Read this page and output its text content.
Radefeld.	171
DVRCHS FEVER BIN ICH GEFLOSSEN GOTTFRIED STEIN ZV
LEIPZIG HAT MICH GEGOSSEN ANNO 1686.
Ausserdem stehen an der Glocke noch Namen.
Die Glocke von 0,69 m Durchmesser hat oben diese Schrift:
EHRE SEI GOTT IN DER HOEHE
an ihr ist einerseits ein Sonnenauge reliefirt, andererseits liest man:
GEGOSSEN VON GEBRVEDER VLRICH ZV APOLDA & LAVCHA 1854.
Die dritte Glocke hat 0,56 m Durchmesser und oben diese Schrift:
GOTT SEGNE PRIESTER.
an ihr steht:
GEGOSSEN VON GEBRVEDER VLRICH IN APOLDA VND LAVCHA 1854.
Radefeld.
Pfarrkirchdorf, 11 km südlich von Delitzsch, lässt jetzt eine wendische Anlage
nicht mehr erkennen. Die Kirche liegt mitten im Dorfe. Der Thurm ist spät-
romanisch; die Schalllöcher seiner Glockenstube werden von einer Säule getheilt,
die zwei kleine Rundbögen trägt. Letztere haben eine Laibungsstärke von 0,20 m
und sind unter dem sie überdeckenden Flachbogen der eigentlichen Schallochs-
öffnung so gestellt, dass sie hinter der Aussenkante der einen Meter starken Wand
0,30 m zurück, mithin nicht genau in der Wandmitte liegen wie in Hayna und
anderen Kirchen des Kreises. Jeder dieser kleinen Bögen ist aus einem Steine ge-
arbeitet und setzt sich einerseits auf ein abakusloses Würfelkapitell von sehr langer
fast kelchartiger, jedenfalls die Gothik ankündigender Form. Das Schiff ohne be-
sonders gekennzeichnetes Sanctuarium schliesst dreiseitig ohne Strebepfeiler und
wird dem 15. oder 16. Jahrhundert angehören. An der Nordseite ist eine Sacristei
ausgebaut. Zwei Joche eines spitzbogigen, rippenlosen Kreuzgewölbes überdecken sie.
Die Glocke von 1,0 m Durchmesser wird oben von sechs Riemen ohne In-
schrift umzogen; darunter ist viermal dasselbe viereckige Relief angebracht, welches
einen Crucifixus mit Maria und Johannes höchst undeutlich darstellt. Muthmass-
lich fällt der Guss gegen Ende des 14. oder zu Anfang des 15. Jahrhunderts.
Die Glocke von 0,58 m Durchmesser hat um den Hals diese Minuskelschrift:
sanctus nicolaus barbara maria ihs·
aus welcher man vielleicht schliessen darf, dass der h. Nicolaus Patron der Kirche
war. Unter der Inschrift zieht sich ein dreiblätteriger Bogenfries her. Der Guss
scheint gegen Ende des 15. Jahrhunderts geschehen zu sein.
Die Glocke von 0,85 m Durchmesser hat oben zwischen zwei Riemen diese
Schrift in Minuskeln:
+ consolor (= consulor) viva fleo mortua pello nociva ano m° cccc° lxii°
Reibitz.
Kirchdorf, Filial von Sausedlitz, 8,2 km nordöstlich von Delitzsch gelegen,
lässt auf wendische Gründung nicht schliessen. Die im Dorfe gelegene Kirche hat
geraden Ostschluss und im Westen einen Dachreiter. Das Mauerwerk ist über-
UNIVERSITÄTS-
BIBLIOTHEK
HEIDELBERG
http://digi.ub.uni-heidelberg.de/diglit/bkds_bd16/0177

******

(SET TASK): Return all the data exactly as given.

(CORRECT RESULT):
Read this page and output its text content.
Radefeld.	171
DVRCHS FEVER BIN ICH GEFLOSSEN GOTTFRIED STEIN ZV
LEIPZIG HAT MICH GEGOSSEN ANNO 1686.
Ausserdem stehen an der Glocke noch Namen.
Die Glocke von 0,69 m Durchmesser hat oben diese Schrift:
EHRE SEI GOTT IN DER HOEHE
an ihr ist einerseits ein Sonnenauge reliefirt, andererseits liest man:
GEGOSSEN VON GEBRVEDER VLRICH ZV APOLDA & LAVCHA 1854.
Die dritte Glocke hat 0,56 m Durchmesser und oben diese Schrift:
GOTT SEGNE PRIESTER.
an ihr steht:
GEGOSSEN VON GEBRVEDER VLRICH IN APOLDA VND LAVCHA 1854.
Radefeld.
Pfarrkirchdorf, 11 km südlich von Delitzsch, lässt jetzt eine wendische Anlage
nicht mehr erkennen. Die Kirche liegt mitten im Dorfe. Der Thurm ist spät-
romanisch; die Schalllöcher seiner Glockenstube werden von einer Säule getheilt,
die zwei kleine Rundbögen trägt. Letztere haben eine Laibungsstärke von 0,20 m
und sind unter dem sie überdeckenden Flachbogen der eigentlichen Schallochs-
öffnung so gestellt, dass sie hinter der Aussenkante der einen Meter starken Wand
0,30 m zurück, mithin nicht genau in der Wandmitte liegen wie in Hayna und
anderen Kirchen des Kreises. Jeder dieser kleinen Bögen ist aus einem Steine ge-
arbeitet und setzt sich einerseits auf ein abakusloses Würfelkapitell von sehr langer
fast kelchartiger, jedenfalls die Gothik ankündigender Form. Das Schiff ohne be-
sonders gekennzeichnetes Sanctuarium schliesst dreiseitig ohne Strebepfeiler und
wird dem 15. oder 16. Jahrhundert angehören. An der Nordseite ist eine Sacristei
ausgebaut. Zwei Joche eines spitzbogigen, rippenlosen Kreuzgewölbes überdecken sie.
Die Glocke von 1,0 m Durchmesser wird oben von sechs Riemen ohne In-
schrift umzogen; darunter ist viermal dasselbe viereckige Relief angebracht, welches
einen Crucifixus mit Maria und Johannes höchst undeutlich darstellt. Muthmass-
lich fällt der Guss gegen Ende des 14. oder zu Anfang des 15. Jahrhunderts.
Die Glocke von 0,58 m Durchmesser hat um den Hals diese Minuskelschrift:
sanctus nicolaus barbara maria ihs·
aus welcher man vielleicht schliessen darf, dass der h. Nicolaus Patron der Kirche
war. Unter der Inschrift zieht sich ein dreiblätteriger Bogenfries her. Der Guss
scheint gegen Ende des 15. Jahrhunderts geschehen zu sein.
Die Glocke von 0,85 m Durchmesser hat oben zwischen zwei Riemen diese
Schrift in Minuskeln:
+ consolor (= consulor) viva fleo mortua pello nociva ano m° cccc° lxii°
Reibitz.
Kirchdorf, Filial von Sausedlitz, 8,2 km nordöstlich von Delitzsch gelegen,
lässt auf wendische Gründung nicht schliessen. Die im Dorfe gelegene Kirche hat
geraden Ostschluss und im Westen einen Dachreiter. Das Mauerwerk ist über-
UNIVERSITÄTS-
BIBLIOTHEK
HEIDELBERG
http://digi.ub.uni-heidelberg.de/diglit/bkds_bd16/0177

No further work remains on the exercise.